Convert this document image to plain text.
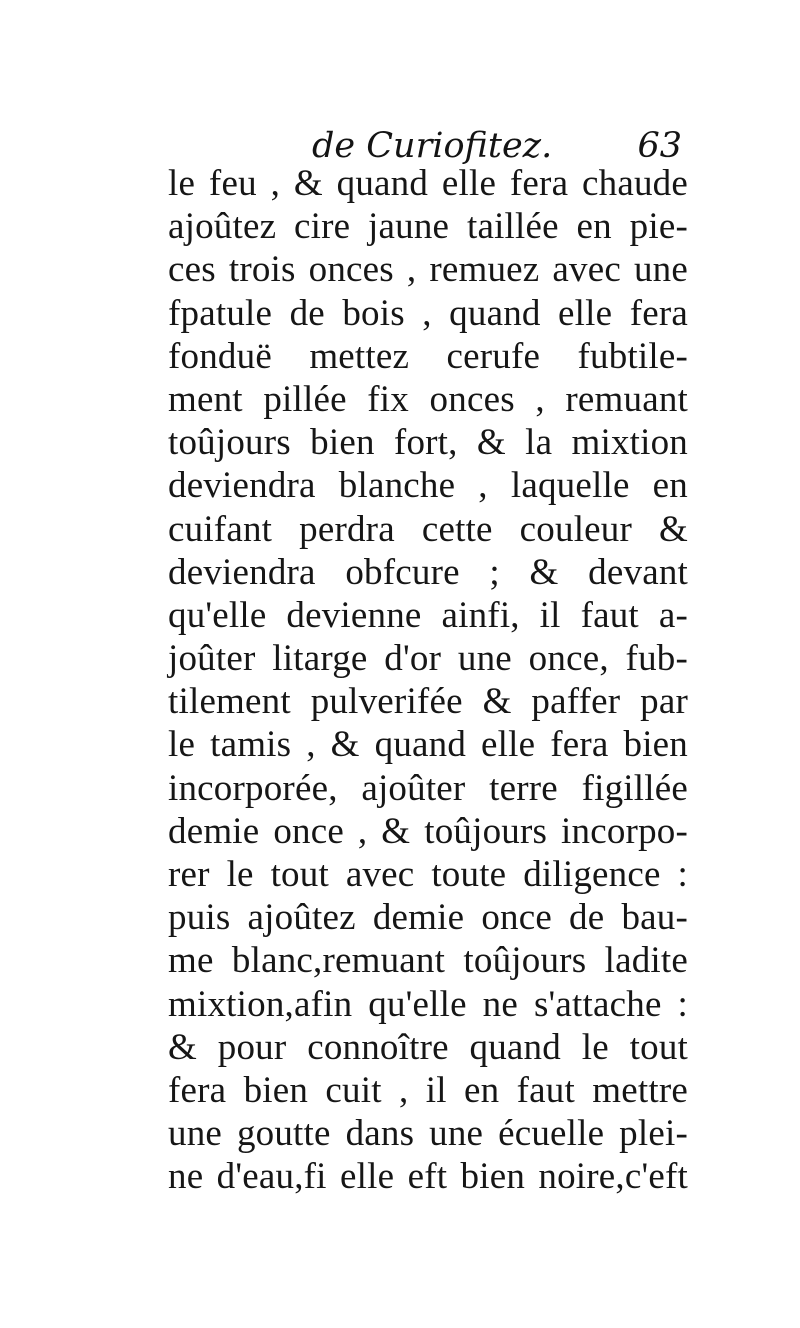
de Curiofitez. 63
le feu , & quand elle fera chaude
ajoûtez cire jaune taillée en pie-
ces trois onces , remuez avec une
fpatule de bois , quand elle fera
fonduë mettez cerufe fubtile-
ment pillée fix onces , remuant
toûjours bien fort, & la mixtion
deviendra blanche , laquelle en
cuifant perdra cette couleur &
deviendra obfcure ; & devant
qu'elle devienne ainfi, il faut a-
joûter litarge d'or une once, fub-
tilement pulverifée & paffer par
le tamis , & quand elle fera bien
incorporée, ajoûter terre figillée
demie once , & toûjours incorpo-
rer le tout avec toute diligence :
puis ajoûtez demie once de bau-
me blanc,remuant toûjours ladite
mixtion,afin qu'elle ne s'attache :
& pour connoître quand le tout
fera bien cuit , il en faut mettre
une goutte dans une écuelle plei-
ne d'eau,fi elle eft bien noire,c'eft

§ **What you will do**:
Write out the records above exactly as they stand, leaving out every picture.

§ **Correct response**:
Convert this document image to plain text.
de Curiofitez. 63
le feu , & quand elle fera chaude
ajoûtez cire jaune taillée en pie-
ces trois onces , remuez avec une
fpatule de bois , quand elle fera
fonduë mettez cerufe fubtile-
ment pillée fix onces , remuant
toûjours bien fort, & la mixtion
deviendra blanche , laquelle en
cuifant perdra cette couleur &
deviendra obfcure ; & devant
qu'elle devienne ainfi, il faut a-
joûter litarge d'or une once, fub-
tilement pulverifée & paffer par
le tamis , & quand elle fera bien
incorporée, ajoûter terre figillée
demie once , & toûjours incorpo-
rer le tout avec toute diligence :
puis ajoûtez demie once de bau-
me blanc,remuant toûjours ladite
mixtion,afin qu'elle ne s'attache :
& pour connoître quand le tout
fera bien cuit , il en faut mettre
une goutte dans une écuelle plei-
ne d'eau,fi elle eft bien noire,c'eft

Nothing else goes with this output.